▶ [Problem requirements]: Retype each entry below, keeping every character the same.
-- start --
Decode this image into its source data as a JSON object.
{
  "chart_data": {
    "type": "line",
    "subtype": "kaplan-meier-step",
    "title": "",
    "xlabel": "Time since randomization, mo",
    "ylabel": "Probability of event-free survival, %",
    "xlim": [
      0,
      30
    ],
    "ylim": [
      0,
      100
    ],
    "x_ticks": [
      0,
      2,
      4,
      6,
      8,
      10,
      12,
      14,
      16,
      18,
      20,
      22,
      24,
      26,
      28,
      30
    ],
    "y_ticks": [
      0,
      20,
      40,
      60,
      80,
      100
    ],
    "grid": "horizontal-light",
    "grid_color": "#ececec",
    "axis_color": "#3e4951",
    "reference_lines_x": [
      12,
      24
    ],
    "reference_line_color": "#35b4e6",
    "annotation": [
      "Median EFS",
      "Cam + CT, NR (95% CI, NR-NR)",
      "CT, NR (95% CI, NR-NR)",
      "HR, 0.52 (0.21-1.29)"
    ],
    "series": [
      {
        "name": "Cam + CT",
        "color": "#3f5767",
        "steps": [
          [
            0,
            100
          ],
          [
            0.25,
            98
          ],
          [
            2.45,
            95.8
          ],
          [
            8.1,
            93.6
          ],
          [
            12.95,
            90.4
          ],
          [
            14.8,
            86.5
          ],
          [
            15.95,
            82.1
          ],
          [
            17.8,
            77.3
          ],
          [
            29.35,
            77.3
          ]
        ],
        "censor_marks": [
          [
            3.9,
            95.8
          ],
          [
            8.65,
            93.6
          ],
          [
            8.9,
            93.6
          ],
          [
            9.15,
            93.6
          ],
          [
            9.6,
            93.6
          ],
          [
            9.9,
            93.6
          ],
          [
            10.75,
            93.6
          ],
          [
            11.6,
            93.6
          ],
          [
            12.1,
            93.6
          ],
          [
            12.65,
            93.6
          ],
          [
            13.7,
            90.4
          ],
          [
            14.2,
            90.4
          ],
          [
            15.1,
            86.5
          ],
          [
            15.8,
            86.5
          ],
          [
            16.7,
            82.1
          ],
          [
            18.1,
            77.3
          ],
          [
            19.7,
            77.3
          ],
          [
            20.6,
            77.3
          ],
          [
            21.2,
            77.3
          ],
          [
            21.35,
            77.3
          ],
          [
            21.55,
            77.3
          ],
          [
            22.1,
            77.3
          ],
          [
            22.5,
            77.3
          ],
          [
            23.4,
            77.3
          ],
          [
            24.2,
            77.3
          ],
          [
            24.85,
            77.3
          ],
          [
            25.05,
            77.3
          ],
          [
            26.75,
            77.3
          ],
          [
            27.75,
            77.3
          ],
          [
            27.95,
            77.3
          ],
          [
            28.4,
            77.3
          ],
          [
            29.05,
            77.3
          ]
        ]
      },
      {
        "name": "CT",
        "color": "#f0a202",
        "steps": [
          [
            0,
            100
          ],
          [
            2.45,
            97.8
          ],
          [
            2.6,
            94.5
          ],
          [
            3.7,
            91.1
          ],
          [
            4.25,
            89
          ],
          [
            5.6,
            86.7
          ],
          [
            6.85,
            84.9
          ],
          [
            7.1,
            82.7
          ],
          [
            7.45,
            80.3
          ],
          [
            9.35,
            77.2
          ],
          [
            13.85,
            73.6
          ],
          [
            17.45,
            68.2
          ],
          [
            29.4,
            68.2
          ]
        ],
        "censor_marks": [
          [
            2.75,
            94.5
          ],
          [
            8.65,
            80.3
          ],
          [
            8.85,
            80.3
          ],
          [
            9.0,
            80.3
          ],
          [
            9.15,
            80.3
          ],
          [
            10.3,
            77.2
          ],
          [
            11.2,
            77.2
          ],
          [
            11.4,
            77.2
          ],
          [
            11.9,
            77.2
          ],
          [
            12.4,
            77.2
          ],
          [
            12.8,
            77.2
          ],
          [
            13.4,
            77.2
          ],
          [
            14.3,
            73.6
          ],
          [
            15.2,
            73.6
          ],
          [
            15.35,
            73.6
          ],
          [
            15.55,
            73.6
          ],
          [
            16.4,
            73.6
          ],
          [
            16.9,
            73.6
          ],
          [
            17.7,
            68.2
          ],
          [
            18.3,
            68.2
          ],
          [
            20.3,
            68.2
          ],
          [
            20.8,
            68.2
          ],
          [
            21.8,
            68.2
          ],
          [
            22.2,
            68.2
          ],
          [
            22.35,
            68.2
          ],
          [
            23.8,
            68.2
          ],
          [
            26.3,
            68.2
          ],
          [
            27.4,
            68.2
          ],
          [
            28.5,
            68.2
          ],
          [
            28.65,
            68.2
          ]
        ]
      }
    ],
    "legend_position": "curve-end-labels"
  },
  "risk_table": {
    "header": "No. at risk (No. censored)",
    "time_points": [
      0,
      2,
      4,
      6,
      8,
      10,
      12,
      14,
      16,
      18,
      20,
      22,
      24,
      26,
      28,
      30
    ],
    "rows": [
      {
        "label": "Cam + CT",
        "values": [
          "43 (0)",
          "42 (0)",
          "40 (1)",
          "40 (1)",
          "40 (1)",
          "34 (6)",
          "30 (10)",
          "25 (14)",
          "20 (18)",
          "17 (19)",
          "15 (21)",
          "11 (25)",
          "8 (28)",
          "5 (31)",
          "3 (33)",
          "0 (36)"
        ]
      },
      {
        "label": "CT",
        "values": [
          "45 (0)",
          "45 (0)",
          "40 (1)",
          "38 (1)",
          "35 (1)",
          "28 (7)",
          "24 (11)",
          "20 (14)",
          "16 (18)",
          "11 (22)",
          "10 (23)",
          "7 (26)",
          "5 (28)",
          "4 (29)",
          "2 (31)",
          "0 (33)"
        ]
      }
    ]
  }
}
-- end --
▶ [Output for this task]:
Decode this image into its source data as a JSON object.
{
  "chart_data": {
    "type": "line",
    "subtype": "kaplan-meier-step",
    "title": "",
    "xlabel": "Time since randomization, mo",
    "ylabel": "Probability of event-free survival, %",
    "xlim": [
      0,
      30
    ],
    "ylim": [
      0,
      100
    ],
    "x_ticks": [
      0,
      2,
      4,
      6,
      8,
      10,
      12,
      14,
      16,
      18,
      20,
      22,
      24,
      26,
      28,
      30
    ],
    "y_ticks": [
      0,
      20,
      40,
      60,
      80,
      100
    ],
    "grid": "horizontal-light",
    "grid_color": "#ececec",
    "axis_color": "#3e4951",
    "reference_lines_x": [
      12,
      24
    ],
    "reference_line_color": "#35b4e6",
    "annotation": [
      "Median EFS",
      "Cam + CT, NR (95% CI, NR-NR)",
      "CT, NR (95% CI, NR-NR)",
      "HR, 0.52 (0.21-1.29)"
    ],
    "series": [
      {
        "name": "Cam + CT",
        "color": "#3f5767",
        "steps": [
          [
            0,
            100
          ],
          [
            0.25,
            98
          ],
          [
            2.45,
            95.8
          ],
          [
            8.1,
            93.6
          ],
          [
            12.95,
            90.4
          ],
          [
            14.8,
            86.5
          ],
          [
            15.95,
            82.1
          ],
          [
            17.8,
            77.3
          ],
          [
            29.35,
            77.3
          ]
        ],
        "censor_marks": [
          [
            3.9,
            95.8
          ],
          [
            8.65,
            93.6
          ],
          [
            8.9,
            93.6
          ],
          [
            9.15,
            93.6
          ],
          [
            9.6,
            93.6
          ],
          [
            9.9,
            93.6
          ],
          [
            10.75,
            93.6
          ],
          [
            11.6,
            93.6
          ],
          [
            12.1,
            93.6
          ],
          [
            12.65,
            93.6
          ],
          [
            13.7,
            90.4
          ],
          [
            14.2,
            90.4
          ],
          [
            15.1,
            86.5
          ],
          [
            15.8,
            86.5
          ],
          [
            16.7,
            82.1
          ],
          [
            18.1,
            77.3
          ],
          [
            19.7,
            77.3
          ],
          [
            20.6,
            77.3
          ],
          [
            21.2,
            77.3
          ],
          [
            21.35,
            77.3
          ],
          [
            21.55,
            77.3
          ],
          [
            22.1,
            77.3
          ],
          [
            22.5,
            77.3
          ],
          [
            23.4,
            77.3
          ],
          [
            24.2,
            77.3
          ],
          [
            24.85,
            77.3
          ],
          [
            25.05,
            77.3
          ],
          [
            26.75,
            77.3
          ],
          [
            27.75,
            77.3
          ],
          [
            27.95,
            77.3
          ],
          [
            28.4,
            77.3
          ],
          [
            29.05,
            77.3
          ]
        ]
      },
      {
        "name": "CT",
        "color": "#f0a202",
        "steps": [
          [
            0,
            100
          ],
          [
            2.45,
            97.8
          ],
          [
            2.6,
            94.5
          ],
          [
            3.7,
            91.1
          ],
          [
            4.25,
            89
          ],
          [
            5.6,
            86.7
          ],
          [
            6.85,
            84.9
          ],
          [
            7.1,
            82.7
          ],
          [
            7.45,
            80.3
          ],
          [
            9.35,
            77.2
          ],
          [
            13.85,
            73.6
          ],
          [
            17.45,
            68.2
          ],
          [
            29.4,
            68.2
          ]
        ],
        "censor_marks": [
          [
            2.75,
            94.5
          ],
          [
            8.65,
            80.3
          ],
          [
            8.85,
            80.3
          ],
          [
            9.0,
            80.3
          ],
          [
            9.15,
            80.3
          ],
          [
            10.3,
            77.2
          ],
          [
            11.2,
            77.2
          ],
          [
            11.4,
            77.2
          ],
          [
            11.9,
            77.2
          ],
          [
            12.4,
            77.2
          ],
          [
            12.8,
            77.2
          ],
          [
            13.4,
            77.2
          ],
          [
            14.3,
            73.6
          ],
          [
            15.2,
            73.6
          ],
          [
            15.35,
            73.6
          ],
          [
            15.55,
            73.6
          ],
          [
            16.4,
            73.6
          ],
          [
            16.9,
            73.6
          ],
          [
            17.7,
            68.2
          ],
          [
            18.3,
            68.2
          ],
          [
            20.3,
            68.2
          ],
          [
            20.8,
            68.2
          ],
          [
            21.8,
            68.2
          ],
          [
            22.2,
            68.2
          ],
          [
            22.35,
            68.2
          ],
          [
            23.8,
            68.2
          ],
          [
            26.3,
            68.2
          ],
          [
            27.4,
            68.2
          ],
          [
            28.5,
            68.2
          ],
          [
            28.65,
            68.2
          ]
        ]
      }
    ],
    "legend_position": "curve-end-labels"
  },
  "risk_table": {
    "header": "No. at risk (No. censored)",
    "time_points": [
      0,
      2,
      4,
      6,
      8,
      10,
      12,
      14,
      16,
      18,
      20,
      22,
      24,
      26,
      28,
      30
    ],
    "rows": [
      {
        "label": "Cam + CT",
        "values": [
          "43 (0)",
          "42 (0)",
          "40 (1)",
          "40 (1)",
          "40 (1)",
          "34 (6)",
          "30 (10)",
          "25 (14)",
          "20 (18)",
          "17 (19)",
          "15 (21)",
          "11 (25)",
          "8 (28)",
          "5 (31)",
          "3 (33)",
          "0 (36)"
        ]
      },
      {
        "label": "CT",
        "values": [
          "45 (0)",
          "45 (0)",
          "40 (1)",
          "38 (1)",
          "35 (1)",
          "28 (7)",
          "24 (11)",
          "20 (14)",
          "16 (18)",
          "11 (22)",
          "10 (23)",
          "7 (26)",
          "5 (28)",
          "4 (29)",
          "2 (31)",
          "0 (33)"
        ]
      }
    ]
  }
}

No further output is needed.